TASK STATEMENT: For the data that follows, report how many lines contain the word "usability", and nothing else.

INFORMATION PROVIDED:

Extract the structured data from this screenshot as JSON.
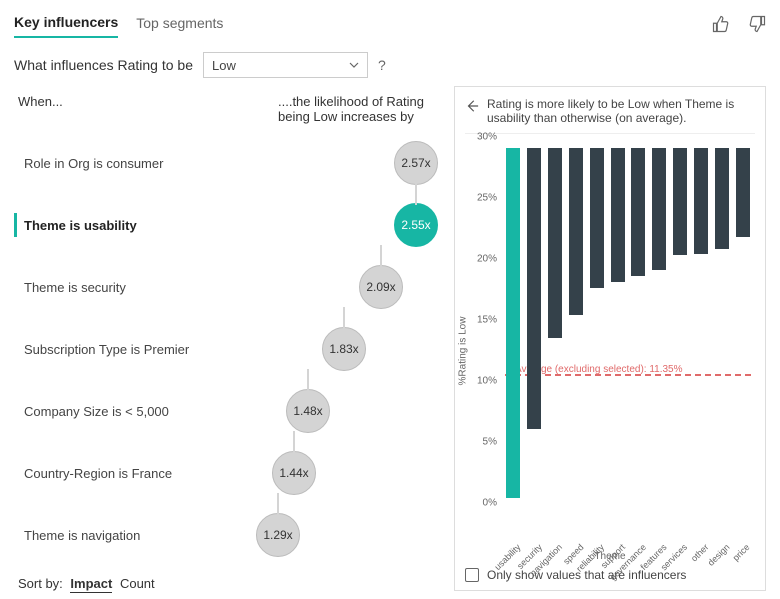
{
  "tabs": {
    "key_influencers": "Key influencers",
    "top_segments": "Top segments"
  },
  "prompt": {
    "text": "What influences Rating to be",
    "selected": "Low",
    "help": "?"
  },
  "left": {
    "when_header": "When...",
    "likelihood_header": "....the likelihood of Rating being Low increases by",
    "sort_label": "Sort by:",
    "sort_impact": "Impact",
    "sort_count": "Count"
  },
  "influencers": [
    {
      "label": "Role in Org is consumer",
      "value": "2.57x",
      "selected": false
    },
    {
      "label": "Theme is usability",
      "value": "2.55x",
      "selected": true
    },
    {
      "label": "Theme is security",
      "value": "2.09x",
      "selected": false
    },
    {
      "label": "Subscription Type is Premier",
      "value": "1.83x",
      "selected": false
    },
    {
      "label": "Company Size is < 5,000",
      "value": "1.48x",
      "selected": false
    },
    {
      "label": "Country-Region is France",
      "value": "1.44x",
      "selected": false
    },
    {
      "label": "Theme is navigation",
      "value": "1.29x",
      "selected": false
    }
  ],
  "right": {
    "insight": "Rating is more likely to be Low when Theme is usability than otherwise (on average).",
    "avg_label": "Average (excluding selected): 11.35%",
    "only_checkbox": "Only show values that are influencers"
  },
  "chart_data": {
    "type": "bar",
    "title": "",
    "ylabel": "%Rating is Low",
    "xlabel": "Theme",
    "ylim": [
      0,
      30
    ],
    "yticks": [
      "0%",
      "5%",
      "10%",
      "15%",
      "20%",
      "25%",
      "30%"
    ],
    "avg_value": 11.35,
    "selected_category": "usability",
    "categories": [
      "usability",
      "security",
      "navigation",
      "speed",
      "reliability",
      "support",
      "governance",
      "features",
      "services",
      "other",
      "design",
      "price"
    ],
    "values": [
      28.7,
      23.0,
      15.6,
      13.7,
      11.5,
      11.0,
      10.5,
      10.0,
      8.8,
      8.7,
      8.3,
      7.3
    ]
  }
}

FULL OUTPUT: 4